- _OBJECTIF_: Expliquez, d'après l'extrait du document sur la désertification en Méditerranée, pourquoi le bassin méditerranéen se classe parmi les 4 hotspots les plus altérés sur Terre.

Les systèmes racinaires, quant à eux, sont de gigantesques complexes qui assurent des rôles structurels et physiques cruciaux, comme la capture du carbone atmosphérique. Ces mécanismes sont encore plus efficaces quand les bosquets ou forêts sont natifs et primaires. Alors, imaginez ce qui se passerait lors de labours et de défrichements répétés et à grande échelle…
Ces dégradations ont alors engendré des sols de plus en plus arides et de plus en plus salés. La Méditerranée, réputée pour ses tomates, ses raisins et ses olives, voit ses terres se désertifier chaque année et ses agriculteurs se déplacer, à la recherche de parcelles plus fertiles.
Une biodiversité menacée
En plus d’une baisse de productivité agricole qui menace la sécurité alimentaire, la désertification de la basse Méditerranée met en danger une biodiversité unique. Les différents facteurs cités plus haut ont en effet conduit à une grande fragmentation des habitats, et les végétations primaires ne subsistent plus qu’en petits bosquets et forêts épars. Le peu qui reste pousse même en partie sur des affleurements rocheux et est ainsi extrêmement vulnérable à l’expansion urbaine, qui se fait surtout sur les côtes dans la région méditerranéenne.
Il faut noter que les côtes de la Méditerranée connaissent l’une des plus grandes fréquentations touristiques au monde. Cette horde de touristes piétine et dégrade directement les écosystèmes de dunes et de calanques. Aujourd’hui, à peine 5% du hotspot abrite une végétation relativement intacte, ce qui place le bassin méditerranéen dans les 4 hotspots les plus altérés sur Terre.
En matière de biodiversité, il s’agit d’une des dernières zones au monde à abriter des lynx ibériques (Lynx pardinus), le félin le plus menacé du monde, en danger critique d’extinction selon l’UICN. Il n’y aurait plus que 200-250 individus dans la nature, dont une grande partie en Méditerranée. Cette espèce menacée, et de nombreuses autres, voient leur habitat se réduire chaque année.
Malgré ces faits plus que préoccupants, l’étude des chercheurs suédois est la première à passer en revue et à résumer l’état des sols en Méditerranée européenne. Elle souligne d’ailleurs qu’il n’existe toujours pas de législation européenne spécifique protégeant les sols ruraux contre l’urbanisation. La salinisation n’est pas non plus abordée dans les politiques spécifiques de l’UE, bien qu’un examen ait conclu qu’elle constituait une menace importante pour le sol.

- _LIGNES DE DONNÉES_:

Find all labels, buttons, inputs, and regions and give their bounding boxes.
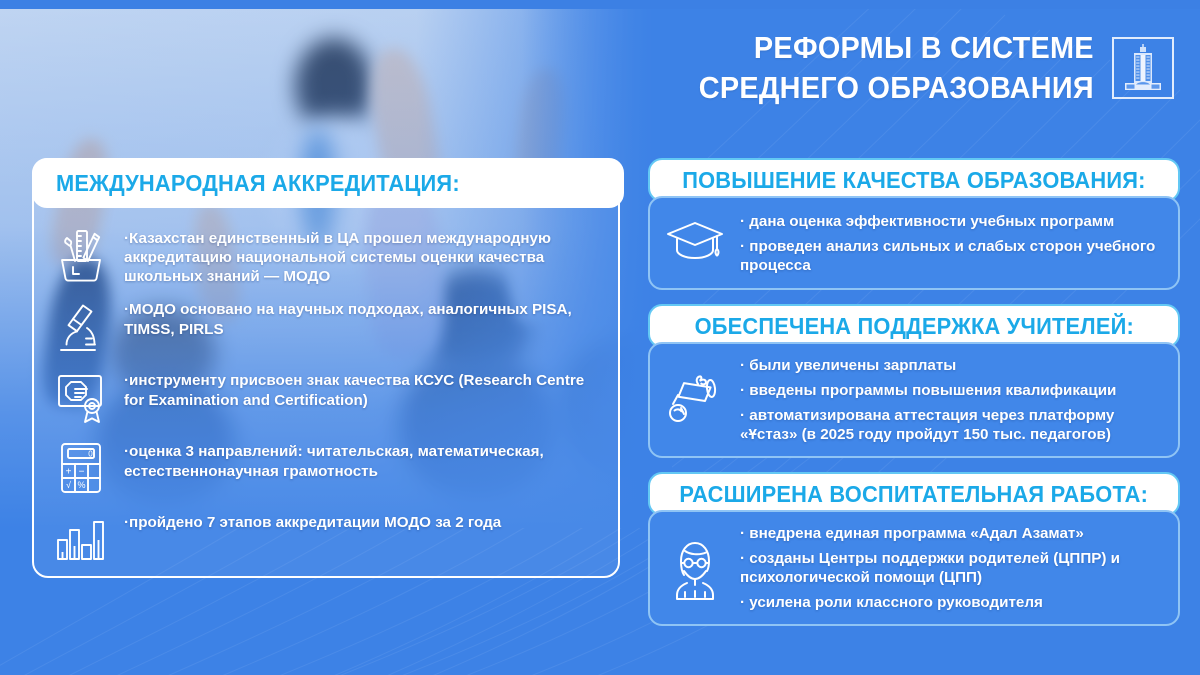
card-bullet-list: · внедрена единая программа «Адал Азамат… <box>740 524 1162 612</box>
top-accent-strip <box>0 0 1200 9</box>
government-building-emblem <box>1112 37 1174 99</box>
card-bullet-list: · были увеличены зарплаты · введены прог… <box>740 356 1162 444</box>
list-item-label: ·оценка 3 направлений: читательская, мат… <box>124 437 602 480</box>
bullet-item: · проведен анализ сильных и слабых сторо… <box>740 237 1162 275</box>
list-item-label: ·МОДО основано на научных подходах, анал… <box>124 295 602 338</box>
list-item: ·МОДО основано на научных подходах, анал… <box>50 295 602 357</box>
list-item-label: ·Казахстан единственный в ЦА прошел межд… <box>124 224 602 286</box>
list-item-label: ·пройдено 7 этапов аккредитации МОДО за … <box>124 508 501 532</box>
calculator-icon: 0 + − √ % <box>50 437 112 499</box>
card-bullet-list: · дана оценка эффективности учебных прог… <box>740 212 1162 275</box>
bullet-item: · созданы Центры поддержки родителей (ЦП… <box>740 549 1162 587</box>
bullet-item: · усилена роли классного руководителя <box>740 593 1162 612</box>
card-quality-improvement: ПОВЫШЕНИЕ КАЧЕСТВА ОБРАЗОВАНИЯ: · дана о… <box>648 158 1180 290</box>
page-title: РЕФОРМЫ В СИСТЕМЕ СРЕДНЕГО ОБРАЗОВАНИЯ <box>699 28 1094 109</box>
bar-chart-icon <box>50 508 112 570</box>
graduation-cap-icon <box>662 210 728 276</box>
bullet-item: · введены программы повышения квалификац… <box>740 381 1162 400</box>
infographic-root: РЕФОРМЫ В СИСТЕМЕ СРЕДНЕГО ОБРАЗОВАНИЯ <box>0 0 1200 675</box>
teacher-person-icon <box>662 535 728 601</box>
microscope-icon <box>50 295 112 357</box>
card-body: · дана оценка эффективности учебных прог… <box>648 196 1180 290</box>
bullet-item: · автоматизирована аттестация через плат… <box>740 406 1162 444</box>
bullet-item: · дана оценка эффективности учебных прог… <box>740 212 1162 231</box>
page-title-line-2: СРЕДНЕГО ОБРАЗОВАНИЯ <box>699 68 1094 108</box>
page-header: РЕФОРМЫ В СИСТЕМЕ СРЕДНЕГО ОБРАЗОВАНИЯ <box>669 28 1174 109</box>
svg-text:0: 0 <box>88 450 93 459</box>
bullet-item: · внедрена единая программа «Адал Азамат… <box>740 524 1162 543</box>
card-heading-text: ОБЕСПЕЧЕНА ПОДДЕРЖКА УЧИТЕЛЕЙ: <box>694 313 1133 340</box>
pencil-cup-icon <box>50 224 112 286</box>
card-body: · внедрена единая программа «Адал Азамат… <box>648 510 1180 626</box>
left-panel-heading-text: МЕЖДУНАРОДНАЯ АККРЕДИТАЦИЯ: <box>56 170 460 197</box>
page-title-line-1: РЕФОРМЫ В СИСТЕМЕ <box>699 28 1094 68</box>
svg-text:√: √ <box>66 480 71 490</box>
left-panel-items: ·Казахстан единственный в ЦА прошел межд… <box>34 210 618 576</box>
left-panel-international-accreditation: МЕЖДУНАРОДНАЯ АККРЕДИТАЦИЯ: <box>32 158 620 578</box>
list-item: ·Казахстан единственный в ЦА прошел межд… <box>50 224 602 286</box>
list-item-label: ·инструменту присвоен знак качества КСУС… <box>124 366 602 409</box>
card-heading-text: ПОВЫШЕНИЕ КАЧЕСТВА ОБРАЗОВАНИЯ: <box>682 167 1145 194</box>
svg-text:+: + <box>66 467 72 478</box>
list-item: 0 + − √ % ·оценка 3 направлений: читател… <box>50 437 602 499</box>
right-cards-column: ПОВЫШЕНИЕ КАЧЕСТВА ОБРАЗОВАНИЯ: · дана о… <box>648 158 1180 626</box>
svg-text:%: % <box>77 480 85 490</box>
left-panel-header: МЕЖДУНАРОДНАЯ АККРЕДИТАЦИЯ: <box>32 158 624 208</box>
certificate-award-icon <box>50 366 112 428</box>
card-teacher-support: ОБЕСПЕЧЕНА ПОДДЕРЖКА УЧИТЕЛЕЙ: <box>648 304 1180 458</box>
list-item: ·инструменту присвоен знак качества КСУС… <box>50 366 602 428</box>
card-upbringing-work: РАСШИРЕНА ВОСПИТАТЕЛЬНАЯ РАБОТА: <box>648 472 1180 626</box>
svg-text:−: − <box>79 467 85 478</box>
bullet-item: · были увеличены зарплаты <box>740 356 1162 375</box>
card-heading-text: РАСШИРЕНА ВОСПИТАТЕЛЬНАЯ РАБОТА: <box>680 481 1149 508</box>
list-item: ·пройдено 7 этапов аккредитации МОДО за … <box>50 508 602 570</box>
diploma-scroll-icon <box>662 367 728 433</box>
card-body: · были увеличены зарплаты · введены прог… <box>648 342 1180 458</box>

---

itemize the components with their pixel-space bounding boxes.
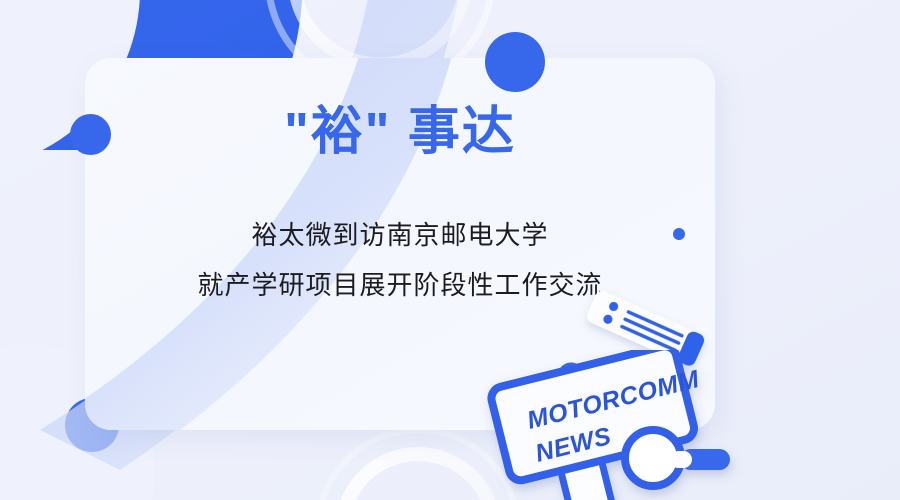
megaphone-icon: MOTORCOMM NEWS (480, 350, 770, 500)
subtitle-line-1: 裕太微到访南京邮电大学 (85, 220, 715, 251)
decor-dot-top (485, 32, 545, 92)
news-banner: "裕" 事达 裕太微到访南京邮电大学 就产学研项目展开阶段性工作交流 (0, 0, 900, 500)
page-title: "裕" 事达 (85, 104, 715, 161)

- _LA RÉPONSE_: Le bassin méditerranéen se classe ainsi parce qu'aujourd'hui, à peine 5 % du hotspot abrite encore une végétation relativement intacte.